PROBLEM DESCRIPTION:
Write each record again exactly as it stands.

------------

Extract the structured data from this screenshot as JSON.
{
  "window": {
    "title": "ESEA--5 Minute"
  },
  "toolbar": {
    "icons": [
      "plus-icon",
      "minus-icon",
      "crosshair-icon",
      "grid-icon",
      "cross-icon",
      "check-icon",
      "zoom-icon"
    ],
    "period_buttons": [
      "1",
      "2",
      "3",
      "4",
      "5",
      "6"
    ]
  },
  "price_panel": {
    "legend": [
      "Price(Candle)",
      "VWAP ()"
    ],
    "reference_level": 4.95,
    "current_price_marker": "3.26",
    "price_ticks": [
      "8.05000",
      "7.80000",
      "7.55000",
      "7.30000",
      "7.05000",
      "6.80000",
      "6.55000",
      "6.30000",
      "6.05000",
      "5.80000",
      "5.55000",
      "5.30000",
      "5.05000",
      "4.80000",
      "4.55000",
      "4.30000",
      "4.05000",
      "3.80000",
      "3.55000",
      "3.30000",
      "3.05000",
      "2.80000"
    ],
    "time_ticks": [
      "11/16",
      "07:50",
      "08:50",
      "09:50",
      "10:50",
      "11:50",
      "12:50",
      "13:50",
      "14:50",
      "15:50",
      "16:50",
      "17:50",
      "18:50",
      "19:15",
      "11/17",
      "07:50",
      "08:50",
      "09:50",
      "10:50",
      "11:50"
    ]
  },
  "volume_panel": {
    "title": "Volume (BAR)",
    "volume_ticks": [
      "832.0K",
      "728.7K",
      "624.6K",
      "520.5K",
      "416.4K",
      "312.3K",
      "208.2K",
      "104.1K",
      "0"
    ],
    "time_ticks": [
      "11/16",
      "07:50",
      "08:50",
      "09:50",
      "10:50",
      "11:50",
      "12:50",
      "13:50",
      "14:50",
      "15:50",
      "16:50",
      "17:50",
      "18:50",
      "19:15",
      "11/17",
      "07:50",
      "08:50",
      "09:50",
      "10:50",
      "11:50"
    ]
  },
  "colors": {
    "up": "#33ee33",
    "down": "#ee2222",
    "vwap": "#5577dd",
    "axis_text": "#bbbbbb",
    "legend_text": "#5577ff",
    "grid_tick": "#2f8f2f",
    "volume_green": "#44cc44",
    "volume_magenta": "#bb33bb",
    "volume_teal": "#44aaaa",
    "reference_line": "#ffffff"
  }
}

------------

CORRECT OUTPUT:
Extract the structured data from this screenshot as JSON.
{
  "window": {
    "title": "ESEA--5 Minute"
  },
  "toolbar": {
    "icons": [
      "plus-icon",
      "minus-icon",
      "crosshair-icon",
      "grid-icon",
      "cross-icon",
      "check-icon",
      "zoom-icon"
    ],
    "period_buttons": [
      "1",
      "2",
      "3",
      "4",
      "5",
      "6"
    ]
  },
  "price_panel": {
    "legend": [
      "Price(Candle)",
      "VWAP ()"
    ],
    "reference_level": 4.95,
    "current_price_marker": "3.26",
    "price_ticks": [
      "8.05000",
      "7.80000",
      "7.55000",
      "7.30000",
      "7.05000",
      "6.80000",
      "6.55000",
      "6.30000",
      "6.05000",
      "5.80000",
      "5.55000",
      "5.30000",
      "5.05000",
      "4.80000",
      "4.55000",
      "4.30000",
      "4.05000",
      "3.80000",
      "3.55000",
      "3.30000",
      "3.05000",
      "2.80000"
    ],
    "time_ticks": [
      "11/16",
      "07:50",
      "08:50",
      "09:50",
      "10:50",
      "11:50",
      "12:50",
      "13:50",
      "14:50",
      "15:50",
      "16:50",
      "17:50",
      "18:50",
      "19:15",
      "11/17",
      "07:50",
      "08:50",
      "09:50",
      "10:50",
      "11:50"
    ]
  },
  "volume_panel": {
    "title": "Volume (BAR)",
    "volume_ticks": [
      "832.0K",
      "728.7K",
      "624.6K",
      "520.5K",
      "416.4K",
      "312.3K",
      "208.2K",
      "104.1K",
      "0"
    ],
    "time_ticks": [
      "11/16",
      "07:50",
      "08:50",
      "09:50",
      "10:50",
      "11:50",
      "12:50",
      "13:50",
      "14:50",
      "15:50",
      "16:50",
      "17:50",
      "18:50",
      "19:15",
      "11/17",
      "07:50",
      "08:50",
      "09:50",
      "10:50",
      "11:50"
    ]
  },
  "colors": {
    "up": "#33ee33",
    "down": "#ee2222",
    "vwap": "#5577dd",
    "axis_text": "#bbbbbb",
    "legend_text": "#5577ff",
    "grid_tick": "#2f8f2f",
    "volume_green": "#44cc44",
    "volume_magenta": "#bb33bb",
    "volume_teal": "#44aaaa",
    "reference_line": "#ffffff"
  }
}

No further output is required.